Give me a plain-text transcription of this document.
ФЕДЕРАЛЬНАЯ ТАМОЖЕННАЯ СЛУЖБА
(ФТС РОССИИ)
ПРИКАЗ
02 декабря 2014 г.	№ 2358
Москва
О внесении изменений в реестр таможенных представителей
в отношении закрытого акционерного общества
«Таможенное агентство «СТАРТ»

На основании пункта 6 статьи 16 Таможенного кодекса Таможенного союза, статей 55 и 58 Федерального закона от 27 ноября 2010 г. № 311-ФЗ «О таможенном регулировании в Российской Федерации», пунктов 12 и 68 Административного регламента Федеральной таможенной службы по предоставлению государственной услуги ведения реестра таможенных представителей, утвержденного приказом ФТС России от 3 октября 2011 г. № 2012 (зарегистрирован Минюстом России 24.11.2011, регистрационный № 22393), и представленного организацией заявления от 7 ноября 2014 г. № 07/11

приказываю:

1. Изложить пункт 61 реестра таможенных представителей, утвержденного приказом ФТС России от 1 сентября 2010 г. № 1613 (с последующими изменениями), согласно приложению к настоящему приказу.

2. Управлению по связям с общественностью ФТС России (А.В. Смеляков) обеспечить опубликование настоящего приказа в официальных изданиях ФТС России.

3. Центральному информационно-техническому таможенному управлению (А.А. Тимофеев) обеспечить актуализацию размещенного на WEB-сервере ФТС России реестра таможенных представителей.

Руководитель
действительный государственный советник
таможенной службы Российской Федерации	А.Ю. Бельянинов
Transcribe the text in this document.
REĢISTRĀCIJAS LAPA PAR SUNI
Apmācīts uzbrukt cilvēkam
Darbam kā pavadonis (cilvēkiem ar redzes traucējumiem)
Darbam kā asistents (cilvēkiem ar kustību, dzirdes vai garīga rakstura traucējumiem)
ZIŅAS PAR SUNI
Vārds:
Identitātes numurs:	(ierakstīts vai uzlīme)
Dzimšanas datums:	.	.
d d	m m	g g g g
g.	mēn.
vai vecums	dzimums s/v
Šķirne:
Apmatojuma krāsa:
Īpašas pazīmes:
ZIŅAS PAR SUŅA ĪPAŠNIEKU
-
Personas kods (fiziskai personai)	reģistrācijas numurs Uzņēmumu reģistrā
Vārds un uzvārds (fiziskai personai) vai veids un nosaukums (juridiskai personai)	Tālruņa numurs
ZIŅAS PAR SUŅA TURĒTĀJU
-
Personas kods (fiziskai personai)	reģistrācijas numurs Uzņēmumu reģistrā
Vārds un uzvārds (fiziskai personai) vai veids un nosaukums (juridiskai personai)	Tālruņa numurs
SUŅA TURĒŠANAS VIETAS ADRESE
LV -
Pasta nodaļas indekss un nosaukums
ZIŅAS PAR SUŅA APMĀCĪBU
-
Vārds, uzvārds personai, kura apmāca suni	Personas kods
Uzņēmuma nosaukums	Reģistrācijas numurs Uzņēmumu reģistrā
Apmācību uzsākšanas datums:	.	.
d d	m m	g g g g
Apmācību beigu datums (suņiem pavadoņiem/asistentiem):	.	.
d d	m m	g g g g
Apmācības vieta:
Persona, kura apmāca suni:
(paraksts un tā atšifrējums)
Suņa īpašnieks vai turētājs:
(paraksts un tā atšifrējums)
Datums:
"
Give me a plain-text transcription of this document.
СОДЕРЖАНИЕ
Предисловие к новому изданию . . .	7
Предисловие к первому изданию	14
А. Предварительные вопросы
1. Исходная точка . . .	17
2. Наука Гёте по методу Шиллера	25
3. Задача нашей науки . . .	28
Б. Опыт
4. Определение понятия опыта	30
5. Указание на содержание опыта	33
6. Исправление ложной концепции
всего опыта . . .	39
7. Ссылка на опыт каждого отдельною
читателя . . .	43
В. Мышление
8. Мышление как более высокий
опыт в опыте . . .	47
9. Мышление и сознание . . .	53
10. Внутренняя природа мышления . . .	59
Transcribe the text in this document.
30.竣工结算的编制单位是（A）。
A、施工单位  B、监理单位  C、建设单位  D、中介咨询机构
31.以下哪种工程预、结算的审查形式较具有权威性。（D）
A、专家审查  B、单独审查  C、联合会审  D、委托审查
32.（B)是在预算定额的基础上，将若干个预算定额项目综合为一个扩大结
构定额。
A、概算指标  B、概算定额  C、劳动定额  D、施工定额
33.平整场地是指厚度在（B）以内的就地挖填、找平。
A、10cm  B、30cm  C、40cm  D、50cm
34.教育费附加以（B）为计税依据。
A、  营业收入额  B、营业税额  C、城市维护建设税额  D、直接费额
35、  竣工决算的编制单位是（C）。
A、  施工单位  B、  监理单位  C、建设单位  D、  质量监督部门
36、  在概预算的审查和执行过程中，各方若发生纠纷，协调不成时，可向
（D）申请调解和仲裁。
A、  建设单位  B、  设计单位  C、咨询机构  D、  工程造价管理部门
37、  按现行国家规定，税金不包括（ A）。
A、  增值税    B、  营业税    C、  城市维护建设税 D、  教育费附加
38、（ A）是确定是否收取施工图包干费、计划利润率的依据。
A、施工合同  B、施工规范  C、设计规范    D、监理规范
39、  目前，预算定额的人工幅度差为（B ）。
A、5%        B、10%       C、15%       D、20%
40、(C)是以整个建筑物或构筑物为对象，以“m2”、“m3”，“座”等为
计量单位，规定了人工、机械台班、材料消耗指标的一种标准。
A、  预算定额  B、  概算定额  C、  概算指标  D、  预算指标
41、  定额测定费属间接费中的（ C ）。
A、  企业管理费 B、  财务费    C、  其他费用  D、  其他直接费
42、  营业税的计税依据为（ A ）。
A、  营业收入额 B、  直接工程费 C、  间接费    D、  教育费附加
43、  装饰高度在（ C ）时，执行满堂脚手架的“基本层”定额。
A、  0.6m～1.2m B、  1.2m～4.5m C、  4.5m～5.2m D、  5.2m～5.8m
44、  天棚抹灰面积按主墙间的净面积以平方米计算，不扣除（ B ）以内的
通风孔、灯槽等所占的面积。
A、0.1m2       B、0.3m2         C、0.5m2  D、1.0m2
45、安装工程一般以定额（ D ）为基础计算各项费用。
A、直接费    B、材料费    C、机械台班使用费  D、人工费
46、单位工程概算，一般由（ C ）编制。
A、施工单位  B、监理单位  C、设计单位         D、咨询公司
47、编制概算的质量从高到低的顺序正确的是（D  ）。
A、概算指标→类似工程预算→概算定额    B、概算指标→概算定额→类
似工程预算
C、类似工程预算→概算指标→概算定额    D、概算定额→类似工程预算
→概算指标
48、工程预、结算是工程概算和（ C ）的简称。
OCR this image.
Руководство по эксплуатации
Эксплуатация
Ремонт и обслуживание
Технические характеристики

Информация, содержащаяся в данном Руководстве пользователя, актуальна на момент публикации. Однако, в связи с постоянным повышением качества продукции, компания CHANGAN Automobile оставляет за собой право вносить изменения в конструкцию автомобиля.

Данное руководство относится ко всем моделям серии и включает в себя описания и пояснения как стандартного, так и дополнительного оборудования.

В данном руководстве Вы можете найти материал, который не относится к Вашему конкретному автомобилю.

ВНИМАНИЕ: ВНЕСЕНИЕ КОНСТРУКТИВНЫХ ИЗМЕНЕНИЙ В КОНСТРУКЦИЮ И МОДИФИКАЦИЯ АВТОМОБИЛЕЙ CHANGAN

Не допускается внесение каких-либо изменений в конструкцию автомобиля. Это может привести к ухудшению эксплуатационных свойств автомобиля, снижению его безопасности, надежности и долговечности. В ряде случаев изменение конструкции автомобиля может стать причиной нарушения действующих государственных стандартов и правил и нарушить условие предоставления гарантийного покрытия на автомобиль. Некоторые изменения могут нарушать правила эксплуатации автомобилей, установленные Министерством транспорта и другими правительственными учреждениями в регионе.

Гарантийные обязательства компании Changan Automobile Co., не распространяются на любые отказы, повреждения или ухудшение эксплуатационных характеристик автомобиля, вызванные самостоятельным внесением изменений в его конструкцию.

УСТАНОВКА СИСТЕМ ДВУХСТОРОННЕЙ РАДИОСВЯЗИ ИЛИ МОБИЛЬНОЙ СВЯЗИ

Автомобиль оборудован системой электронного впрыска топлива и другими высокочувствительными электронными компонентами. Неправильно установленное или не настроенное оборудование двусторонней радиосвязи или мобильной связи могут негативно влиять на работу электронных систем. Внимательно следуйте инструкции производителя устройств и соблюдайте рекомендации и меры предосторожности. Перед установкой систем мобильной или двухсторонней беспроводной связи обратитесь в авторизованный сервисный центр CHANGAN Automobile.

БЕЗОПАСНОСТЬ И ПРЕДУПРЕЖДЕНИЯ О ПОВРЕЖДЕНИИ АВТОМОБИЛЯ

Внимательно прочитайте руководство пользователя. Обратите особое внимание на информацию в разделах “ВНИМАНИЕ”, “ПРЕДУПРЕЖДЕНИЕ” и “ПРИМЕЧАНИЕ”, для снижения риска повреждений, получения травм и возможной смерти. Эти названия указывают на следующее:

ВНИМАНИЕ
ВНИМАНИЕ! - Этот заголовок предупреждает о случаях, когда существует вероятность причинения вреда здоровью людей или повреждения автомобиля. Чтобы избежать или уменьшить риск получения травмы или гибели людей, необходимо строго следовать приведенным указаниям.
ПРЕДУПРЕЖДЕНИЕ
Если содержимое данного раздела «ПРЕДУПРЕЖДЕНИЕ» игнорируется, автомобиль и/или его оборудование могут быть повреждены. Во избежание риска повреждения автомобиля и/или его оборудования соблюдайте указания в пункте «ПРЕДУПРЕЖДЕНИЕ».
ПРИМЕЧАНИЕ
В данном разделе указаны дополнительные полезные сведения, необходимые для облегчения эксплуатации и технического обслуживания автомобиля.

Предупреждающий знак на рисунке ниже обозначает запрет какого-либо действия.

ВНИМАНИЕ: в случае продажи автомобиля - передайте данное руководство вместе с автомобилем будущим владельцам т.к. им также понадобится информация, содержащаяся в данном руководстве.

Set exercise
Gather up, from the records above, each line where the word "建设单位" appears.

Answer to the exercise
A、施工单位  B、监理单位  C、建设单位  D、中介咨询机构
A、  施工单位  B、  监理单位  C、建设单位  D、  质量监督部门
A、  建设单位  B、  设计单位  C、咨询机构  D、  工程造价管理部门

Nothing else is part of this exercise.